- _Given task_
Type out the records that follow, exactly as given.

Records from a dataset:
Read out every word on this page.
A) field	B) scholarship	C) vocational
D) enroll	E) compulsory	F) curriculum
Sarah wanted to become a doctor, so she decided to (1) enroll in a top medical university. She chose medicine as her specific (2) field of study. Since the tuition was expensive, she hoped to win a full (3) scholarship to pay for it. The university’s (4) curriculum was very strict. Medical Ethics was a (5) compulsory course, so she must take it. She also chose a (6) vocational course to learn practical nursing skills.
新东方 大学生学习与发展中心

- _Correct response_
Read out every word on this page.
A) field	B) scholarship	C) vocational
D) enroll	E) compulsory	F) curriculum
Sarah wanted to become a doctor, so she decided to (1) enroll in a top medical university. She chose medicine as her specific (2) field of study. Since the tuition was expensive, she hoped to win a full (3) scholarship to pay for it. The university’s (4) curriculum was very strict. Medical Ethics was a (5) compulsory course, so she must take it. She also chose a (6) vocational course to learn practical nursing skills.
新东方 大学生学习与发展中心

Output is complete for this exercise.